--- start Listed records ---

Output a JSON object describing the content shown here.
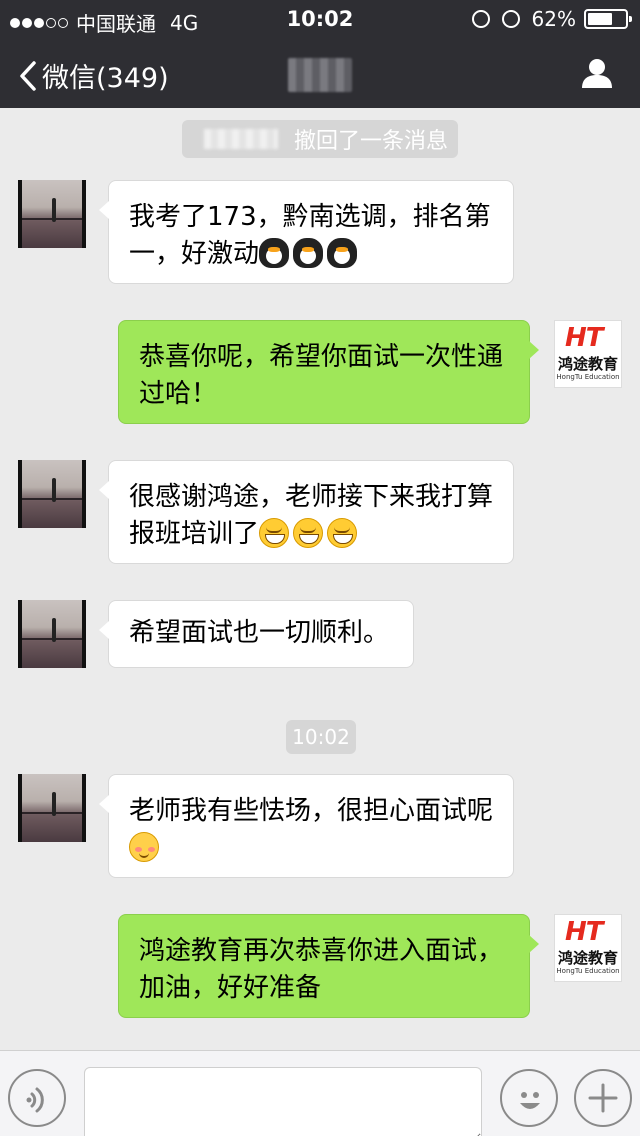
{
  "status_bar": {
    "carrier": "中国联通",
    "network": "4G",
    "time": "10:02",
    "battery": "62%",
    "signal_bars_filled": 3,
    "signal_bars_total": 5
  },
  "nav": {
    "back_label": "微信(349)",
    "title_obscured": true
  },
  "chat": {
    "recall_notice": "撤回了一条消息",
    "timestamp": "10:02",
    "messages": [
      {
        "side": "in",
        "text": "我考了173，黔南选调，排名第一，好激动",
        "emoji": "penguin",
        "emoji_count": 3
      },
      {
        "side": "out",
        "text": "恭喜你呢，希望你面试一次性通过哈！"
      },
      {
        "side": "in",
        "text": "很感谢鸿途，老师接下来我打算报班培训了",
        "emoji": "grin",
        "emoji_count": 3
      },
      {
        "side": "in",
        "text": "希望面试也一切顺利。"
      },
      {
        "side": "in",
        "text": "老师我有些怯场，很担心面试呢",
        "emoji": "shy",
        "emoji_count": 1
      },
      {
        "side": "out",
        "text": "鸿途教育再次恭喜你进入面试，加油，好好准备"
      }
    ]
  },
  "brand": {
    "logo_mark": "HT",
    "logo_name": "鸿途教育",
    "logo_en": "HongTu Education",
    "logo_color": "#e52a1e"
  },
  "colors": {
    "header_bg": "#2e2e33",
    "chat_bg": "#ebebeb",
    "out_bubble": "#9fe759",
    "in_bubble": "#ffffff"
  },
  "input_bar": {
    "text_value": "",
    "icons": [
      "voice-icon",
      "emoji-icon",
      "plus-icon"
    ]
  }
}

--- end Listed records ---

Your task
Your task is to retype all the entries exactly and leave out any pictures.

Expected output
Output a JSON object describing the content shown here.
{
  "status_bar": {
    "carrier": "中国联通",
    "network": "4G",
    "time": "10:02",
    "battery": "62%",
    "signal_bars_filled": 3,
    "signal_bars_total": 5
  },
  "nav": {
    "back_label": "微信(349)",
    "title_obscured": true
  },
  "chat": {
    "recall_notice": "撤回了一条消息",
    "timestamp": "10:02",
    "messages": [
      {
        "side": "in",
        "text": "我考了173，黔南选调，排名第一，好激动",
        "emoji": "penguin",
        "emoji_count": 3
      },
      {
        "side": "out",
        "text": "恭喜你呢，希望你面试一次性通过哈！"
      },
      {
        "side": "in",
        "text": "很感谢鸿途，老师接下来我打算报班培训了",
        "emoji": "grin",
        "emoji_count": 3
      },
      {
        "side": "in",
        "text": "希望面试也一切顺利。"
      },
      {
        "side": "in",
        "text": "老师我有些怯场，很担心面试呢",
        "emoji": "shy",
        "emoji_count": 1
      },
      {
        "side": "out",
        "text": "鸿途教育再次恭喜你进入面试，加油，好好准备"
      }
    ]
  },
  "brand": {
    "logo_mark": "HT",
    "logo_name": "鸿途教育",
    "logo_en": "HongTu Education",
    "logo_color": "#e52a1e"
  },
  "colors": {
    "header_bg": "#2e2e33",
    "chat_bg": "#ebebeb",
    "out_bubble": "#9fe759",
    "in_bubble": "#ffffff"
  },
  "input_bar": {
    "text_value": "",
    "icons": [
      "voice-icon",
      "emoji-icon",
      "plus-icon"
    ]
  }
}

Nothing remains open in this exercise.